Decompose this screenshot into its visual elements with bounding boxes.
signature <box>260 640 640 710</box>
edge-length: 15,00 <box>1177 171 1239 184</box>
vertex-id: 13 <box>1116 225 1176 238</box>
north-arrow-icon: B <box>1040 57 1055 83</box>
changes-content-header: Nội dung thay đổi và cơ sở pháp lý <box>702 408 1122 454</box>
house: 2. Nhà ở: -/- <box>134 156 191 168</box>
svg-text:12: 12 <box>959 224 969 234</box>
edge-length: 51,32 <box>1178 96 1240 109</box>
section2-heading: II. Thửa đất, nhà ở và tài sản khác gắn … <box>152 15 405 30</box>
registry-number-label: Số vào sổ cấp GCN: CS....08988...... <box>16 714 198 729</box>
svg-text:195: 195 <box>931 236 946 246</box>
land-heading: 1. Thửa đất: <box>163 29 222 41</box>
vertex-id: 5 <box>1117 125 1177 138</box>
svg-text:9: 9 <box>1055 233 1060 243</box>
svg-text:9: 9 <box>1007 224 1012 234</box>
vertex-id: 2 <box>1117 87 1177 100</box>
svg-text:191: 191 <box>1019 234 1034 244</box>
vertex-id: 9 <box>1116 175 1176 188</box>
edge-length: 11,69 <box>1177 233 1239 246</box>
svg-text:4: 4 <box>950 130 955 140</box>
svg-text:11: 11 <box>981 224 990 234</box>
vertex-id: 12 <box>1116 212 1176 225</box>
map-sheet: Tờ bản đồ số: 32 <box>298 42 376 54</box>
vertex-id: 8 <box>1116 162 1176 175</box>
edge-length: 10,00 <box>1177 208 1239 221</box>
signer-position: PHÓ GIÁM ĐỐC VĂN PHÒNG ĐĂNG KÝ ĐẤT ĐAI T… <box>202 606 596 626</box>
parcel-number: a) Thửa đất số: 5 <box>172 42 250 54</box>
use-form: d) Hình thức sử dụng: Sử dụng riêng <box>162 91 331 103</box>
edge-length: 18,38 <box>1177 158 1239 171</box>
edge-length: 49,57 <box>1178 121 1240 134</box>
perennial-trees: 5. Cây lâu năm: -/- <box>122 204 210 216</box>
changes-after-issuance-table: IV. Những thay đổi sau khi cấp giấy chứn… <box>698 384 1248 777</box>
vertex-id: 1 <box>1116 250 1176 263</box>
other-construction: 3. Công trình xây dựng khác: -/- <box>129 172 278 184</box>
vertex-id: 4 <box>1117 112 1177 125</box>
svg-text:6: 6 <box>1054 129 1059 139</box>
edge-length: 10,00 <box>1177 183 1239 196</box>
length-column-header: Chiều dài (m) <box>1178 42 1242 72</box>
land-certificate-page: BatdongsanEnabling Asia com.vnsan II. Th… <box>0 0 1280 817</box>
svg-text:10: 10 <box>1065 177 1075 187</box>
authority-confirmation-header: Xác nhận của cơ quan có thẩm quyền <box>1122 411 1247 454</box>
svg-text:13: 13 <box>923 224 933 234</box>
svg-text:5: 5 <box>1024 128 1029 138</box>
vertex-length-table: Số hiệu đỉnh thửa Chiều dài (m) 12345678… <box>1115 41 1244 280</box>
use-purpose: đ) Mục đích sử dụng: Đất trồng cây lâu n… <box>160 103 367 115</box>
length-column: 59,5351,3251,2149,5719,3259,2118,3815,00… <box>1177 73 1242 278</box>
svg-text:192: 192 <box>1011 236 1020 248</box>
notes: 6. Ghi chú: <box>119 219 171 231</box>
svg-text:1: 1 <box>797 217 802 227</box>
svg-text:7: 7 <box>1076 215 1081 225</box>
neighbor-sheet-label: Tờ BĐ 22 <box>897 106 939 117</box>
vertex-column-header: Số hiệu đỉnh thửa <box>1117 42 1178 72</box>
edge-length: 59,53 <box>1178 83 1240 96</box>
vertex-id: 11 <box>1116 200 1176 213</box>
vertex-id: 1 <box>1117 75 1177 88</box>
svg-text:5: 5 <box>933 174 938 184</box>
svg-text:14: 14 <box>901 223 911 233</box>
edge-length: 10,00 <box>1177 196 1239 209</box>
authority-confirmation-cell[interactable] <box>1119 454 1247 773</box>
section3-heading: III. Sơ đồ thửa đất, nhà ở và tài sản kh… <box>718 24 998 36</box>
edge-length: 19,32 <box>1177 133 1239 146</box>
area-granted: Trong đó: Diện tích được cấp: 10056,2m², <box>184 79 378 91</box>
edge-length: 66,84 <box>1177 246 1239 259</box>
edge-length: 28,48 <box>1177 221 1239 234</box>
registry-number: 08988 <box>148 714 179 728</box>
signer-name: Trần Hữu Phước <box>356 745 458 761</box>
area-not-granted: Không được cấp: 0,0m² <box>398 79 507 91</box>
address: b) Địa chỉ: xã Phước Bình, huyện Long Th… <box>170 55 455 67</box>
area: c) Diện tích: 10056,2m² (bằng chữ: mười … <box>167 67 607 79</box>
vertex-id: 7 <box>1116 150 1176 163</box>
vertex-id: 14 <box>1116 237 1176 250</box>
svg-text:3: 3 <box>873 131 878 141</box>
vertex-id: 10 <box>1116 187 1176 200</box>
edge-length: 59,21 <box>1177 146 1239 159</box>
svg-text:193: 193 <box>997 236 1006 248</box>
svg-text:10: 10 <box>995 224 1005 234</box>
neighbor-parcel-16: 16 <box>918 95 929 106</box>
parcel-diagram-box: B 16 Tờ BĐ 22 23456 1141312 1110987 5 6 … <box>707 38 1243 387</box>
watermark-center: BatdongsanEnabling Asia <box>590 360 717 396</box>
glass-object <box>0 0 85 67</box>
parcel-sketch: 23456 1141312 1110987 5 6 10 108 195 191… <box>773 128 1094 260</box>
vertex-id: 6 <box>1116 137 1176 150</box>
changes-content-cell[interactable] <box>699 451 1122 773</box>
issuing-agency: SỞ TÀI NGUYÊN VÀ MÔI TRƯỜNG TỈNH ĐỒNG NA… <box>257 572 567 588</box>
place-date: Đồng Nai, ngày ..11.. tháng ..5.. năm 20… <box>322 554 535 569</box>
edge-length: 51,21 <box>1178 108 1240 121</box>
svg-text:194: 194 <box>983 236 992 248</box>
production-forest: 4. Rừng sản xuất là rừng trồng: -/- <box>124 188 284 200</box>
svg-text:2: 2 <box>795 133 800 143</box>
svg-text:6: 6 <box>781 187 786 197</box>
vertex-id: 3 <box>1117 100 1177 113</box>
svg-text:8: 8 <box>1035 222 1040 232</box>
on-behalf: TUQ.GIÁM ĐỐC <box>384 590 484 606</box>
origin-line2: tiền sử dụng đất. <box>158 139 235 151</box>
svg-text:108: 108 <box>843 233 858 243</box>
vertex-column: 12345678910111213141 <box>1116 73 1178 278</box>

============================================================

**AIM OF THE TASK**
Convert the entries above into a JSON array of strings, with one string per line and blank lines omitted.

**RESULT**
[
  "Decompose this screenshot into its visual elements with bounding boxes.",
  "signature <box>260 640 640 710</box>",
  "edge-length: 15,00 <box>1177 171 1239 184</box>",
  "vertex-id: 13 <box>1116 225 1176 238</box>",
  "north-arrow-icon: B <box>1040 57 1055 83</box>",
  "changes-content-header: Nội dung thay đổi và cơ sở pháp lý <box>702 408 1122 454</box>",
  "house: 2. Nhà ở: -/- <box>134 156 191 168</box>",
  "svg-text:12: 12 <box>959 224 969 234</box>",
  "edge-length: 51,32 <box>1178 96 1240 109</box>",
  "section2-heading: II. Thửa đất, nhà ở và tài sản khác gắn … <box>152 15 405 30</box>",
  "registry-number-label: Số vào sổ cấp GCN: CS....08988...... <box>16 714 198 729</box>",
  "svg-text:195: 195 <box>931 236 946 246</box>",
  "land-heading: 1. Thửa đất: <box>163 29 222 41</box>",
  "vertex-id: 5 <box>1117 125 1177 138</box>",
  "svg-text:9: 9 <box>1055 233 1060 243</box>",
  "svg-text:9: 9 <box>1007 224 1012 234</box>",
  "vertex-id: 2 <box>1117 87 1177 100</box>",
  "svg-text:191: 191 <box>1019 234 1034 244</box>",
  "vertex-id: 9 <box>1116 175 1176 188</box>",
  "edge-length: 11,69 <box>1177 233 1239 246</box>",
  "svg-text:4: 4 <box>950 130 955 140</box>",
  "svg-text:11: 11 <box>981 224 990 234</box>",
  "vertex-id: 12 <box>1116 212 1176 225</box>",
  "map-sheet: Tờ bản đồ số: 32 <box>298 42 376 54</box>",
  "vertex-id: 8 <box>1116 162 1176 175</box>",
  "edge-length: 10,00 <box>1177 208 1239 221</box>",
  "signer-position: PHÓ GIÁM ĐỐC VĂN PHÒNG ĐĂNG KÝ ĐẤT ĐAI T… <box>202 606 596 626</box>",
  "parcel-number: a) Thửa đất số: 5 <box>172 42 250 54</box>",
  "use-form: d) Hình thức sử dụng: Sử dụng riêng <box>162 91 331 103</box>",
  "edge-length: 18,38 <box>1177 158 1239 171</box>",
  "edge-length: 49,57 <box>1178 121 1240 134</box>",
  "perennial-trees: 5. Cây lâu năm: -/- <box>122 204 210 216</box>",
  "changes-after-issuance-table: IV. Những thay đổi sau khi cấp giấy chứn… <box>698 384 1248 777</box>",
  "vertex-id: 1 <box>1116 250 1176 263</box>",
  "other-construction: 3. Công trình xây dựng khác: -/- <box>129 172 278 184</box>",
  "vertex-id: 4 <box>1117 112 1177 125</box>",
  "svg-text:6: 6 <box>1054 129 1059 139</box>",
  "edge-length: 10,00 <box>1177 183 1239 196</box>",
  "length-column-header: Chiều dài (m) <box>1178 42 1242 72</box>",
  "land-certificate-page: BatdongsanEnabling Asia com.vnsan II. Th… <box>0 0 1280 817</box>",
  "svg-text:10: 10 <box>1065 177 1075 187</box>",
  "authority-confirmation-header: Xác nhận của cơ quan có thẩm quyền <box>1122 411 1247 454</box>",
  "svg-text:13: 13 <box>923 224 933 234</box>",
  "svg-text:5: 5 <box>1024 128 1029 138</box>",
  "vertex-length-table: Số hiệu đỉnh thửa Chiều dài (m) 12345678… <box>1115 41 1244 280</box>",
  "use-purpose: đ) Mục đích sử dụng: Đất trồng cây lâu n… <box>160 103 367 115</box>",
  "length-column: 59,5351,3251,2149,5719,3259,2118,3815,00… <box>1177 73 1242 278</box>",
  "svg-text:192: 192 <box>1011 236 1020 248</box>",
  "notes: 6. Ghi chú: <box>119 219 171 231</box>",
  "svg-text:1: 1 <box>797 217 802 227</box>",
  "svg-text:7: 7 <box>1076 215 1081 225</box>",
  "neighbor-sheet-label: Tờ BĐ 22 <box>897 106 939 117</box>",
  "vertex-column-header: Số hiệu đỉnh thửa <box>1117 42 1178 72</box>",
  "edge-length: 59,53 <box>1178 83 1240 96</box>",
  "vertex-id: 11 <box>1116 200 1176 213</box>",
  "vertex-id: 1 <box>1117 75 1177 88</box>",
  "svg-text:5: 5 <box>933 174 938 184</box>",
  "svg-text:14: 14 <box>901 223 911 233</box>",
  "edge-length: 10,00 <box>1177 196 1239 209</box>",
  "authority-confirmation-cell[interactable] <box>1119 454 1247 773</box>",
  "section3-heading: III. Sơ đồ thửa đất, nhà ở và tài sản kh… <box>718 24 998 36</box>",
  "edge-length: 19,32 <box>1177 133 1239 146</box>",
  "area-granted: Trong đó: Diện tích được cấp: 10056,2m², <box>184 79 378 91</box>",
  "edge-length: 66,84 <box>1177 246 1239 259</box>",
  "edge-length: 28,48 <box>1177 221 1239 234</box>",
  "registry-number: 08988 <box>148 714 179 728</box>",
  "signer-name: Trần Hữu Phước <box>356 745 458 761</box>",
  "area-not-granted: Không được cấp: 0,0m² <box>398 79 507 91</box>",
  "address: b) Địa chỉ: xã Phước Bình, huyện Long Th… <box>170 55 455 67</box>",
  "area: c) Diện tích: 10056,2m² (bằng chữ: mười … <box>167 67 607 79</box>",
  "vertex-id: 7 <box>1116 150 1176 163</box>",
  "vertex-id: 14 <box>1116 237 1176 250</box>",
  "svg-text:3: 3 <box>873 131 878 141</box>",
  "vertex-id: 10 <box>1116 187 1176 200</box>",
  "edge-length: 59,21 <box>1177 146 1239 159</box>",
  "svg-text:193: 193 <box>997 236 1006 248</box>",
  "svg-text:10: 10 <box>995 224 1005 234</box>",
  "neighbor-parcel-16: 16 <box>918 95 929 106</box>",
  "parcel-diagram-box: B 16 Tờ BĐ 22 23456 1141312 1110987 5 6 … <box>707 38 1243 387</box>",
  "watermark-center: BatdongsanEnabling Asia <box>590 360 717 396</box>",
  "glass-object <box>0 0 85 67</box>",
  "parcel-sketch: 23456 1141312 1110987 5 6 10 108 195 191… <box>773 128 1094 260</box>",
  "vertex-id: 6 <box>1116 137 1176 150</box>",
  "changes-content-cell[interactable] <box>699 451 1122 773</box>",
  "issuing-agency: SỞ TÀI NGUYÊN VÀ MÔI TRƯỜNG TỈNH ĐỒNG NA… <box>257 572 567 588</box>",
  "place-date: Đồng Nai, ngày ..11.. tháng ..5.. năm 20… <box>322 554 535 569</box>",
  "edge-length: 51,21 <box>1178 108 1240 121</box>",
  "svg-text:194: 194 <box>983 236 992 248</box>",
  "production-forest: 4. Rừng sản xuất là rừng trồng: -/- <box>124 188 284 200</box>",
  "svg-text:2: 2 <box>795 133 800 143</box>",
  "svg-text:6: 6 <box>781 187 786 197</box>",
  "vertex-id: 3 <box>1117 100 1177 113</box>",
  "svg-text:8: 8 <box>1035 222 1040 232</box>",
  "on-behalf: TUQ.GIÁM ĐỐC <box>384 590 484 606</box>",
  "origin-line2: tiền sử dụng đất. <box>158 139 235 151</box>",
  "svg-text:108: 108 <box>843 233 858 243</box>",
  "vertex-column: 12345678910111213141 <box>1116 73 1178 278</box>"
]